▶ WRITTEN TASK
Please say how many lines of the listing hold "здоровья", with no other words in the answer.

>> Begin WORKING DATA

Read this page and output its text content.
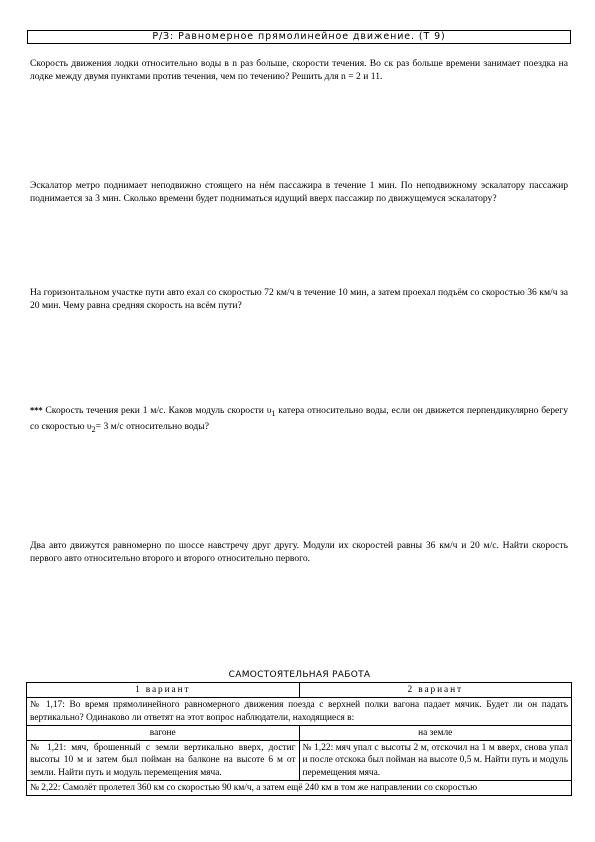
Р/З: Равномерное прямолинейное движение. (Т 9)
Скорость движения лодки относительно воды в n раз больше, скорости течения. Во ск раз больше времени занимает поездка на лодке между двумя пунктами против течения, чем по течению? Решить для n = 2 и 11.
Эскалатор метро поднимает неподвижно стоящего на нём пассажира в течение 1 мин. По неподвижному эскалатору пассажир поднимается за 3 мин. Сколько времени будет подниматься идущий вверх пассажир по движущемуся эскалатору?
На горизонтальном участке пути авто ехал со скоростью 72 км/ч в течение 10 мин, а затем проехал подъём со скоростью 36 км/ч за 20 мин. Чему равна средняя скорость на всём пути?
*** Скорость течения реки 1 м/с. Каков модуль скорости $\upsilon_1$ катера относительно воды, если он движется перпендикулярно берегу со скоростью $\upsilon_2= 3$ м/с относительно воды?
Два авто движутся равномерно по шоссе навстречу друг другу. Модули их скоростей равны 36 км/ч и 20 м/с. Найти скорость первого авто относительно второго и второго относительно первого.
САМОСТОЯТЕЛЬНАЯ РАБОТА
1 вариант	2 вариант
№ 1,17: Во время прямолинейного равномерного движения поезда с верхней полки вагона падает мячик. Будет ли он падать вертикально? Одинаково ли ответят на этот вопрос наблюдатели, находящиеся в:	
вагоне	на земле
№ 1,21: мяч, брошенный с земли вертикально вверх, достиг высоты 10 м и затем был пойман на балконе на высоте 6 м от земли. Найти путь и модуль перемещения мяча.	№ 1,22: мяч упал с высоты 2 м, отскочил на 1 м вверх, снова упал и после отскока был пойман на высоте 0,5 м. Найти путь и модуль перемещения мяча.
№ 2,22: Самолёт пролетел 360 км со скоростью 90 км/ч, а затем ещё 240 км в том же направлении со скоростью	
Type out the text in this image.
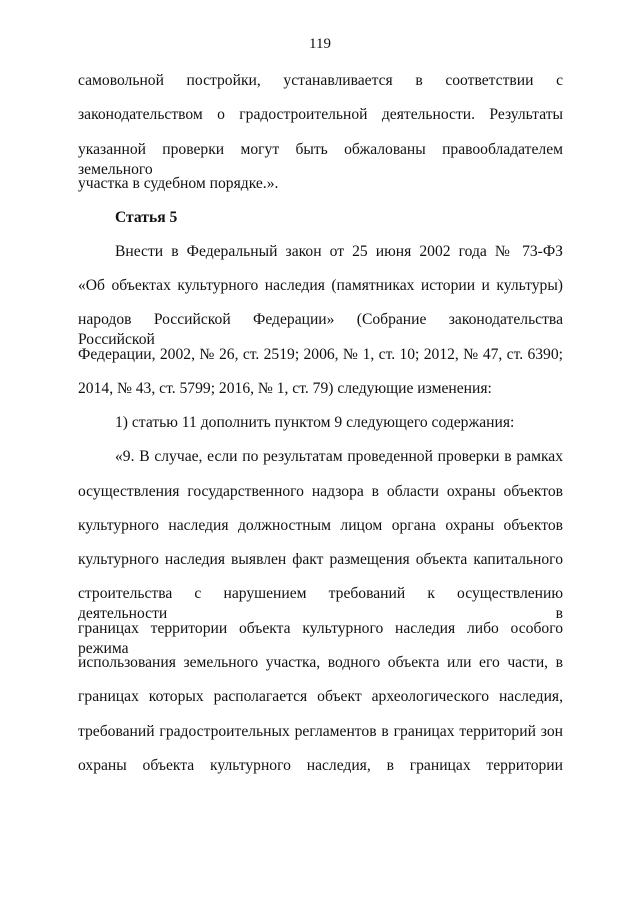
119
самовольной постройки, устанавливается в соответствии с
законодательством о градостроительной деятельности. Результаты
указанной проверки могут быть обжалованы правообладателем земельного
участка в судебном порядке.».
Статья 5
Внести в Федеральный закон от 25 июня 2002 года № 73-ФЗ
«Об объектах культурного наследия (памятниках истории и культуры)
народов Российской Федерации» (Собрание законодательства Российской
Федерации, 2002, № 26, ст. 2519; 2006, № 1, ст. 10; 2012, № 47, ст. 6390;
2014, № 43, ст. 5799; 2016, № 1, ст. 79) следующие изменения:
1) статью 11 дополнить пунктом 9 следующего содержания:
«9. В случае, если по результатам проведенной проверки в рамках
осуществления государственного надзора в области охраны объектов
культурного наследия должностным лицом органа охраны объектов
культурного наследия выявлен факт размещения объекта капитального
строительства с нарушением требований к осуществлению деятельности в
границах территории объекта культурного наследия либо особого режима
использования земельного участка, водного объекта или его части, в
границах которых располагается объект археологического наследия,
требований градостроительных регламентов в границах территорий зон
охраны объекта культурного наследия, в границах территории
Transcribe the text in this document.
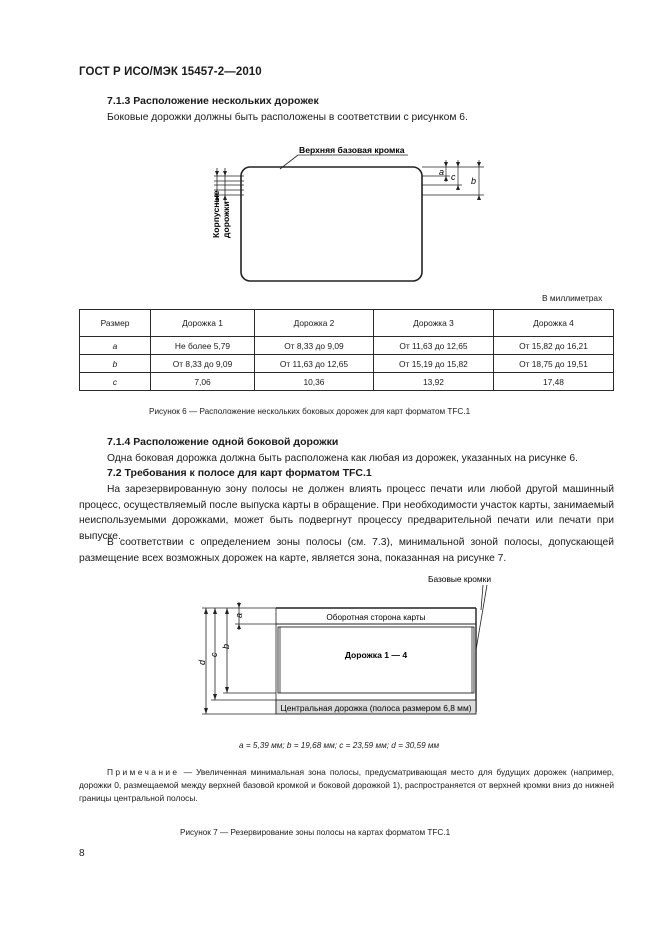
ГОСТ Р ИСО/МЭК 15457-2—2010
7.1.3 Расположение нескольких дорожек
Боковые дорожки должны быть расположены в соответствии с рисунком 6.
Верхняя базовая кромка
Корпусные дорожки
a c b
В миллиметрах
Размер	Дорожка 1	Дорожка 2	Дорожка 3	Дорожка 4
a	Не более 5,79	От 8,33 до 9,09	От 11,63 до 12,65	От 15,82 до 16,21
b	От 8,33 до 9,09	От 11,63 до 12,65	От 15,19 до 15,82	От 18,75 до 19,51
c	7,06	10,36	13,92	17,48
Рисунок 6 — Расположение нескольких боковых дорожек для карт форматом TFC.1
7.1.4 Расположение одной боковой дорожки
Одна боковая дорожка должна быть расположена как любая из дорожек, указанных на рисунке 6.
7.2 Требования к полосе для карт форматом TFC.1
На зарезервированную зону полосы не должен влиять процесс печати или любой другой машинный процесс, осуществляемый после выпуска карты в обращение. При необходимости участок карты, занимаемый неиспользуемыми дорожками, может быть подвергнут процессу предварительной печати или печати при выпуске.
В соответствии с определением зоны полосы (см. 7.3), минимальной зоной полосы, допускающей размещение всех возможных дорожек на карте, является зона, показанная на рисунке 7.
Базовые кромки
Оборотная сторона карты
Дорожка 1 — 4
Центральная дорожка (полоса размером 6,8 мм)
d
c
b
a
a = 5,39 мм; b = 19,68 мм; c = 23,59 мм; d = 30,59 мм
Примечание — Увеличенная минимальная зона полосы, предусматривающая место для будущих дорожек (например, дорожки 0, размещаемой между верхней базовой кромкой и боковой дорожкой 1), распространяется от верхней кромки вниз до нижней границы центральной полосы.
Рисунок 7 — Резервирование зоны полосы на картах форматом TFC.1
8
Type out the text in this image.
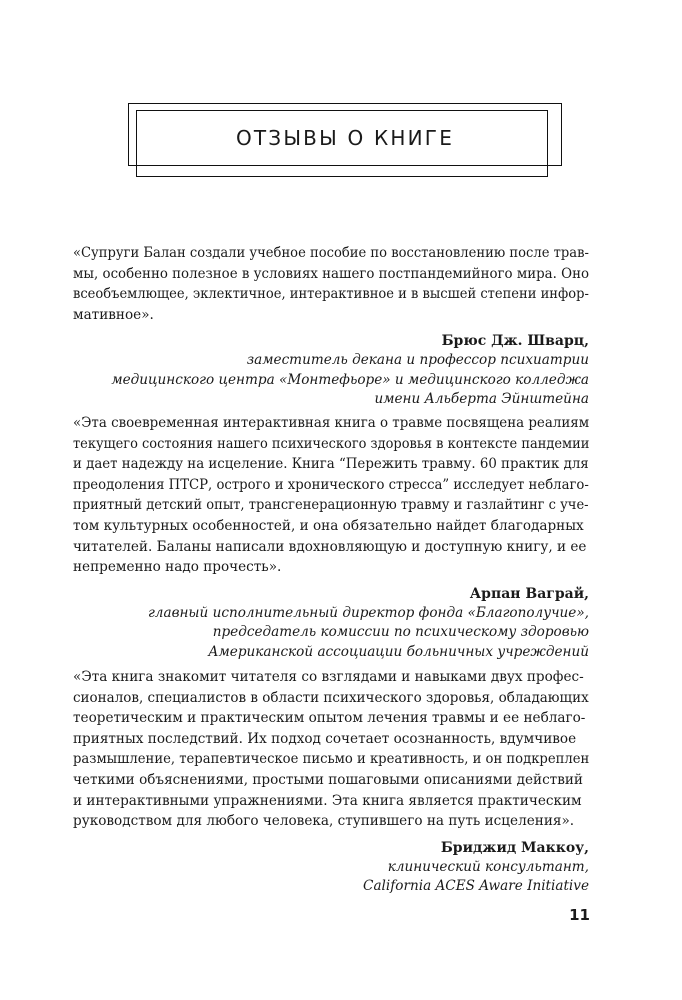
ОТЗЫВЫ О КНИГЕ

«Супруги Балан создали учебное пособие по восстановлению после трав-

мы, особенно полезное в условиях нашего постпандемийного мира. Оно

всеобъемлющее, эклектичное, интерактивное и в высшей степени инфор-

мативное».

Брюс Дж. Шварц,
заместитель декана и профессор психиатрии
медицинского центра «Монтефьоре» и медицинского колледжа
имени Альберта Эйнштейна

«Эта своевременная интерактивная книга о травме посвящена реалиям

текущего состояния нашего психического здоровья в контексте пандемии

и дает надежду на исцеление. Книга “Пережить травму. 60 практик для

преодоления ПТСР, острого и хронического стресса” исследует неблаго-

приятный детский опыт, трансгенерационную травму и газлайтинг с уче-

том культурных особенностей, и она обязательно найдет благодарных

читателей. Баланы написали вдохновляющую и доступную книгу, и ее

непременно надо прочесть».

Арпан Ваграй,
главный исполнительный директор фонда «Благополучие»,
председатель комиссии по психическому здоровью
Американской ассоциации больничных учреждений

«Эта книга знакомит читателя со взглядами и навыками двух профес-

сионалов, специалистов в области психического здоровья, обладающих

теоретическим и практическим опытом лечения травмы и ее неблаго-

приятных последствий. Их подход сочетает осознанность, вдумчивое

размышление, терапевтическое письмо и креативность, и он подкреплен

четкими объяснениями, простыми пошаговыми описаниями действий

и интерактивными упражнениями. Эта книга является практическим

руководством для любого человека, ступившего на путь исцеления».

Бриджид Маккоу,
клинический консультант,
California ACES Aware Initiative
11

>> End WORKING DATA

▶ OUTPUT FOR THIS EXERCISE
2